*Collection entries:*
┄┄┄┄┄┄

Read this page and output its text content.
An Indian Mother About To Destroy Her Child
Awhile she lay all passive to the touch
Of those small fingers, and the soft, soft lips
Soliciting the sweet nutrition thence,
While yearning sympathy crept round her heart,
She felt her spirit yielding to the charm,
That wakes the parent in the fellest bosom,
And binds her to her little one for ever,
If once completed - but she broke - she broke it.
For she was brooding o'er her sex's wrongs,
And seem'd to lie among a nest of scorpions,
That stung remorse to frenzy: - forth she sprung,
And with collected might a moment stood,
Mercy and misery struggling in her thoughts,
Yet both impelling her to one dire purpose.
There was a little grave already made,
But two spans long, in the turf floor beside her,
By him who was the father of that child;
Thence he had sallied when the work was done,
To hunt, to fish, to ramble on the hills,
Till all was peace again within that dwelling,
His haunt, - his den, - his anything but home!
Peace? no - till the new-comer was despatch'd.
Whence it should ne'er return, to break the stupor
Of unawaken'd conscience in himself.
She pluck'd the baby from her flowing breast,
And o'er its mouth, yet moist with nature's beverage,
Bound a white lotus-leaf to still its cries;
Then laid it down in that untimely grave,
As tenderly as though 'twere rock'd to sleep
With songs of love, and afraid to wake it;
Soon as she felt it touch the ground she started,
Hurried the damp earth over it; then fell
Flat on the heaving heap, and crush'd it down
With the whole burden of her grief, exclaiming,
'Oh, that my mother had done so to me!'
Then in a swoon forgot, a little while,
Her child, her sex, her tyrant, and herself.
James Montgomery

┄┄┄┄┄┄

*Requirements:*
Pull out each record as written and restate it exactly.

*Task response:*
Read this page and output its text content.
An Indian Mother About To Destroy Her Child
Awhile she lay all passive to the touch
Of those small fingers, and the soft, soft lips
Soliciting the sweet nutrition thence,
While yearning sympathy crept round her heart,
She felt her spirit yielding to the charm,
That wakes the parent in the fellest bosom,
And binds her to her little one for ever,
If once completed - but she broke - she broke it.
For she was brooding o'er her sex's wrongs,
And seem'd to lie among a nest of scorpions,
That stung remorse to frenzy: - forth she sprung,
And with collected might a moment stood,
Mercy and misery struggling in her thoughts,
Yet both impelling her to one dire purpose.
There was a little grave already made,
But two spans long, in the turf floor beside her,
By him who was the father of that child;
Thence he had sallied when the work was done,
To hunt, to fish, to ramble on the hills,
Till all was peace again within that dwelling,
His haunt, - his den, - his anything but home!
Peace? no - till the new-comer was despatch'd.
Whence it should ne'er return, to break the stupor
Of unawaken'd conscience in himself.
She pluck'd the baby from her flowing breast,
And o'er its mouth, yet moist with nature's beverage,
Bound a white lotus-leaf to still its cries;
Then laid it down in that untimely grave,
As tenderly as though 'twere rock'd to sleep
With songs of love, and afraid to wake it;
Soon as she felt it touch the ground she started,
Hurried the damp earth over it; then fell
Flat on the heaving heap, and crush'd it down
With the whole burden of her grief, exclaiming,
'Oh, that my mother had done so to me!'
Then in a swoon forgot, a little while,
Her child, her sex, her tyrant, and herself.
James Montgomery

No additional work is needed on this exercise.